■ EXERCISE PROMPT ■
A faithful transcription of all the data is required.

-*-

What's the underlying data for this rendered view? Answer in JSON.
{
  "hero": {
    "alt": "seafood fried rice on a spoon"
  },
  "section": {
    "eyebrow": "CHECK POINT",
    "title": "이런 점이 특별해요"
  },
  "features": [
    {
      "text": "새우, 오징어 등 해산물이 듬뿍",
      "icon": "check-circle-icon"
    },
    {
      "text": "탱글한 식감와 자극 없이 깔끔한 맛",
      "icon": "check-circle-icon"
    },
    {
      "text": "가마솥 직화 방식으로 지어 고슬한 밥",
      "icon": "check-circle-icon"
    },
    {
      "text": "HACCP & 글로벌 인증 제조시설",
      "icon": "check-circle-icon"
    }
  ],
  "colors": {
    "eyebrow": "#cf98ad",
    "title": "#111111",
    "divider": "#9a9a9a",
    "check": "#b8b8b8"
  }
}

-*-

■ FINISHED TASK ■
What's the underlying data for this rendered view? Answer in JSON.
{
  "hero": {
    "alt": "seafood fried rice on a spoon"
  },
  "section": {
    "eyebrow": "CHECK POINT",
    "title": "이런 점이 특별해요"
  },
  "features": [
    {
      "text": "새우, 오징어 등 해산물이 듬뿍",
      "icon": "check-circle-icon"
    },
    {
      "text": "탱글한 식감와 자극 없이 깔끔한 맛",
      "icon": "check-circle-icon"
    },
    {
      "text": "가마솥 직화 방식으로 지어 고슬한 밥",
      "icon": "check-circle-icon"
    },
    {
      "text": "HACCP & 글로벌 인증 제조시설",
      "icon": "check-circle-icon"
    }
  ],
  "colors": {
    "eyebrow": "#cf98ad",
    "title": "#111111",
    "divider": "#9a9a9a",
    "check": "#b8b8b8"
  }
}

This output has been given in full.